** start of Provided records **
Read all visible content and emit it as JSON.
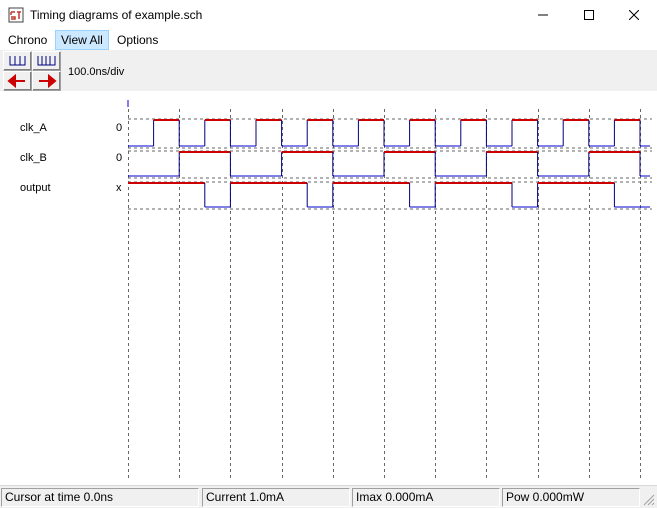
{
  "window": {
    "title": "Timing diagrams of example.sch"
  },
  "menu": [
    "Chrono",
    "View All",
    "Options"
  ],
  "toolbar": {
    "scale": "100.0ns/div"
  },
  "signals": [
    {
      "name": "clk_A",
      "value": "0"
    },
    {
      "name": "clk_B",
      "value": "0"
    },
    {
      "name": "output",
      "value": "x"
    }
  ],
  "status": {
    "cursor": "Cursor at time  0.0ns",
    "current": "Current  1.0mA",
    "imax": "Imax 0.000mA",
    "pow": "Pow 0.000mW"
  },
  "colors": {
    "high": "#cc0000",
    "low": "#0000cc",
    "grid": "#666666"
  },
  "icons": [
    "app-icon",
    "minimize-icon",
    "maximize-icon",
    "close-icon",
    "zoom-in-icon",
    "zoom-out-icon",
    "scroll-left-icon",
    "scroll-right-icon",
    "resize-grip-icon"
  ]
}
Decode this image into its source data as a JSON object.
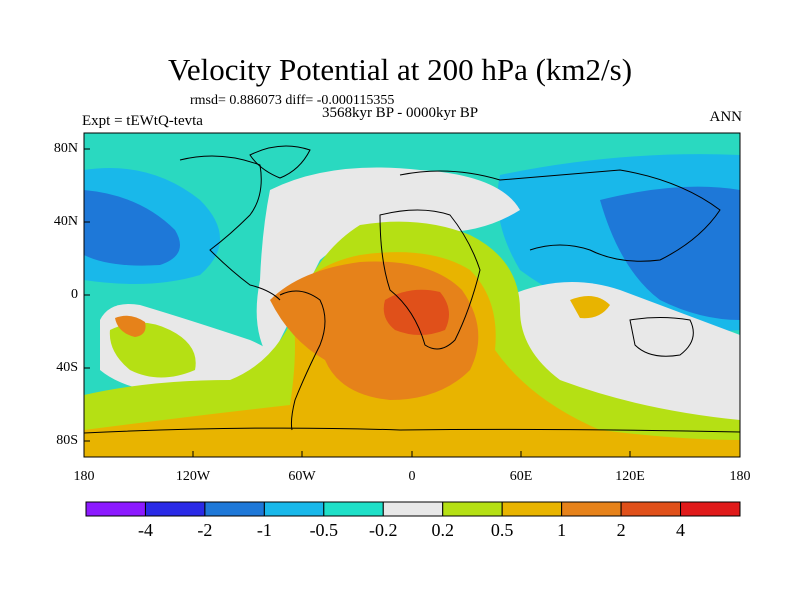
{
  "title": "Velocity Potential at 200 hPa (km2/s)",
  "stats_line": "rmsd= 0.886073 diff= -0.000115355",
  "experiment": "Expt = tEWtQ-tevta",
  "period": "3568kyr BP - 0000kyr BP",
  "season": "ANN",
  "y_axis_labels": [
    "80N",
    "40N",
    "0",
    "40S",
    "80S"
  ],
  "x_axis_labels": [
    "180",
    "120W",
    "60W",
    "0",
    "60E",
    "120E",
    "180"
  ],
  "colorbar": {
    "labels": [
      "-4",
      "-2",
      "-1",
      "-0.5",
      "-0.2",
      "0.2",
      "0.5",
      "1",
      "2",
      "4"
    ],
    "colors": [
      "#8c1aff",
      "#2a2ae6",
      "#1e78d8",
      "#19b8ea",
      "#1fe0c8",
      "#e8e8e8",
      "#b5e014",
      "#e8b400",
      "#e6821a",
      "#e0501a",
      "#e01a1a"
    ]
  },
  "map_colors": {
    "ocean_bg": "#2ad9c0",
    "neg_mid": "#19b8ea",
    "neg_strong": "#1e78d8",
    "near_zero": "#e8e8e8",
    "pos_low": "#b5e014",
    "pos_mid": "#e8b400",
    "pos_high": "#e6821a",
    "pos_max": "#e0501a"
  }
}
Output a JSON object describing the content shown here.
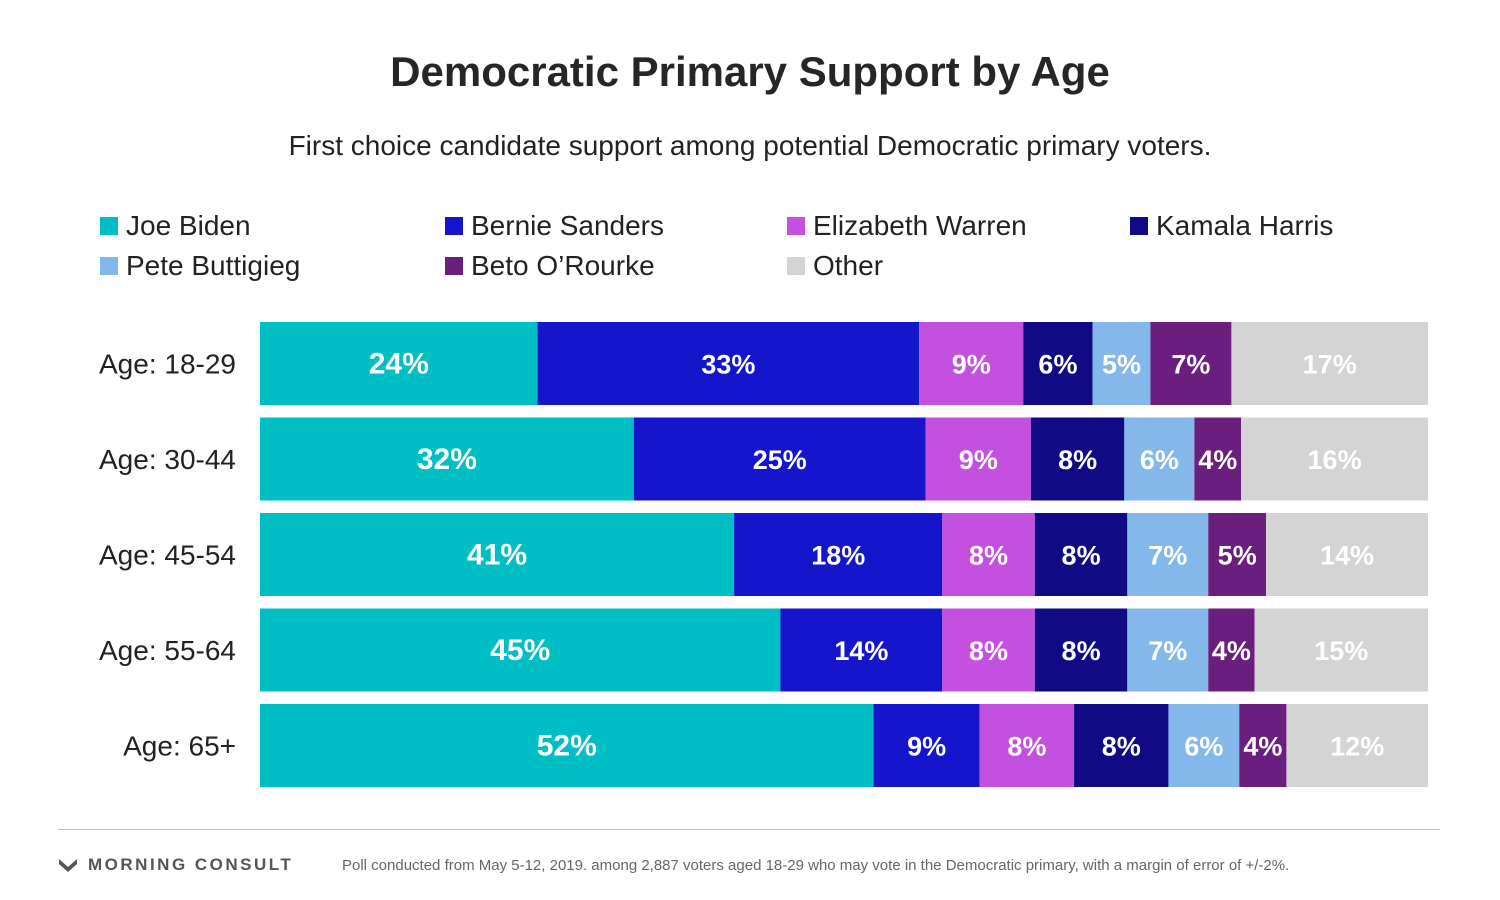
{
  "chart_data": {
    "type": "bar",
    "orientation": "horizontal",
    "stacked": true,
    "title": "Democratic Primary Support by Age",
    "subtitle": "First choice candidate support among potential Democratic primary voters.",
    "categories": [
      "Age: 18-29",
      "Age: 30-44",
      "Age: 45-54",
      "Age: 55-64",
      "Age: 65+"
    ],
    "series": [
      {
        "name": "Joe Biden",
        "color": "#00BFC4",
        "values": [
          24,
          32,
          41,
          45,
          52
        ]
      },
      {
        "name": "Bernie Sanders",
        "color": "#1515CC",
        "values": [
          33,
          25,
          18,
          14,
          9
        ]
      },
      {
        "name": "Elizabeth Warren",
        "color": "#C450E0",
        "values": [
          9,
          9,
          8,
          8,
          8
        ]
      },
      {
        "name": "Kamala Harris",
        "color": "#110A85",
        "values": [
          6,
          8,
          8,
          8,
          8
        ]
      },
      {
        "name": "Pete Buttigieg",
        "color": "#84B8EA",
        "values": [
          5,
          6,
          7,
          7,
          6
        ]
      },
      {
        "name": "Beto O’Rourke",
        "color": "#6A1E7E",
        "values": [
          7,
          4,
          5,
          4,
          4
        ]
      },
      {
        "name": "Other",
        "color": "#D4D4D4",
        "values": [
          17,
          16,
          14,
          15,
          12
        ]
      }
    ],
    "labels": [
      [
        "24%",
        "33%",
        "9%",
        "6%",
        "5%",
        "7%",
        "17%"
      ],
      [
        "32%",
        "25%",
        "9%",
        "8%",
        "6%",
        "4%",
        "16%"
      ],
      [
        "41%",
        "18%",
        "8%",
        "8%",
        "7%",
        "5%",
        "14%"
      ],
      [
        "45%",
        "14%",
        "8%",
        "8%",
        "7%",
        "4%",
        "15%"
      ],
      [
        "52%",
        "9%",
        "8%",
        "8%",
        "6%",
        "4%",
        "12%"
      ]
    ],
    "legend_position": "top",
    "grid": false
  },
  "footer": {
    "brand": "MORNING CONSULT",
    "note": "Poll conducted from May 5-12, 2019. among 2,887 voters aged 18-29 who may vote in the Democratic primary,  with a margin of error of +/-2%."
  }
}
** end of Provided records **
**Required task**. Restate the whole listing above exactly, please, omitting every image.

**Solution**.
Read all visible content and emit it as JSON.
{
  "window": {
    "title": "Timing diagrams of example.sch"
  },
  "menu": [
    "Chrono",
    "View All",
    "Options"
  ],
  "toolbar": {
    "scale": "100.0ns/div"
  },
  "signals": [
    {
      "name": "clk_A",
      "value": "0"
    },
    {
      "name": "clk_B",
      "value": "0"
    },
    {
      "name": "output",
      "value": "x"
    }
  ],
  "status": {
    "cursor": "Cursor at time  0.0ns",
    "current": "Current  1.0mA",
    "imax": "Imax 0.000mA",
    "pow": "Pow 0.000mW"
  },
  "colors": {
    "high": "#cc0000",
    "low": "#0000cc",
    "grid": "#666666"
  },
  "icons": [
    "app-icon",
    "minimize-icon",
    "maximize-icon",
    "close-icon",
    "zoom-in-icon",
    "zoom-out-icon",
    "scroll-left-icon",
    "scroll-right-icon",
    "resize-grip-icon"
  ]
}
Decode this image into its source data as a JSON object.
{
  "title": "Velocity Potential at 200 hPa (km2/s)",
  "stats_line": "rmsd= 0.886073 diff= -0.000115355",
  "experiment": "Expt = tEWtQ-tevta",
  "period": "3568kyr BP - 0000kyr BP",
  "season": "ANN",
  "y_axis_labels": [
    "80N",
    "40N",
    "0",
    "40S",
    "80S"
  ],
  "x_axis_labels": [
    "180",
    "120W",
    "60W",
    "0",
    "60E",
    "120E",
    "180"
  ],
  "colorbar": {
    "labels": [
      "-4",
      "-2",
      "-1",
      "-0.5",
      "-0.2",
      "0.2",
      "0.5",
      "1",
      "2",
      "4"
    ],
    "colors": [
      "#8c1aff",
      "#2a2ae6",
      "#1e78d8",
      "#19b8ea",
      "#1fe0c8",
      "#e8e8e8",
      "#b5e014",
      "#e8b400",
      "#e6821a",
      "#e0501a",
      "#e01a1a"
    ]
  },
  "map_colors": {
    "ocean_bg": "#2ad9c0",
    "neg_mid": "#19b8ea",
    "neg_strong": "#1e78d8",
    "near_zero": "#e8e8e8",
    "pos_low": "#b5e014",
    "pos_mid": "#e8b400",
    "pos_high": "#e6821a",
    "pos_max": "#e0501a"
  }
}
Output a JSON object describing the content shown here.
{
  "chart_data": {
    "type": "bar",
    "orientation": "horizontal",
    "stacked": true,
    "title": "Democratic Primary Support by Age",
    "subtitle": "First choice candidate support among potential Democratic primary voters.",
    "categories": [
      "Age: 18-29",
      "Age: 30-44",
      "Age: 45-54",
      "Age: 55-64",
      "Age: 65+"
    ],
    "series": [
      {
        "name": "Joe Biden",
        "color": "#00BFC4",
        "values": [
          24,
          32,
          41,
          45,
          52
        ]
      },
      {
        "name": "Bernie Sanders",
        "color": "#1515CC",
        "values": [
          33,
          25,
          18,
          14,
          9
        ]
      },
      {
        "name": "Elizabeth Warren",
        "color": "#C450E0",
        "values": [
          9,
          9,
          8,
          8,
          8
        ]
      },
      {
        "name": "Kamala Harris",
        "color": "#110A85",
        "values": [
          6,
          8,
          8,
          8,
          8
        ]
      },
      {
        "name": "Pete Buttigieg",
        "color": "#84B8EA",
        "values": [
          5,
          6,
          7,
          7,
          6
        ]
      },
      {
        "name": "Beto O’Rourke",
        "color": "#6A1E7E",
        "values": [
          7,
          4,
          5,
          4,
          4
        ]
      },
      {
        "name": "Other",
        "color": "#D4D4D4",
        "values": [
          17,
          16,
          14,
          15,
          12
        ]
      }
    ],
    "labels": [
      [
        "24%",
        "33%",
        "9%",
        "6%",
        "5%",
        "7%",
        "17%"
      ],
      [
        "32%",
        "25%",
        "9%",
        "8%",
        "6%",
        "4%",
        "16%"
      ],
      [
        "41%",
        "18%",
        "8%",
        "8%",
        "7%",
        "5%",
        "14%"
      ],
      [
        "45%",
        "14%",
        "8%",
        "8%",
        "7%",
        "4%",
        "15%"
      ],
      [
        "52%",
        "9%",
        "8%",
        "8%",
        "6%",
        "4%",
        "12%"
      ]
    ],
    "legend_position": "top",
    "grid": false
  },
  "footer": {
    "brand": "MORNING CONSULT",
    "note": "Poll conducted from May 5-12, 2019. among 2,887 voters aged 18-29 who may vote in the Democratic primary,  with a margin of error of +/-2%."
  }
}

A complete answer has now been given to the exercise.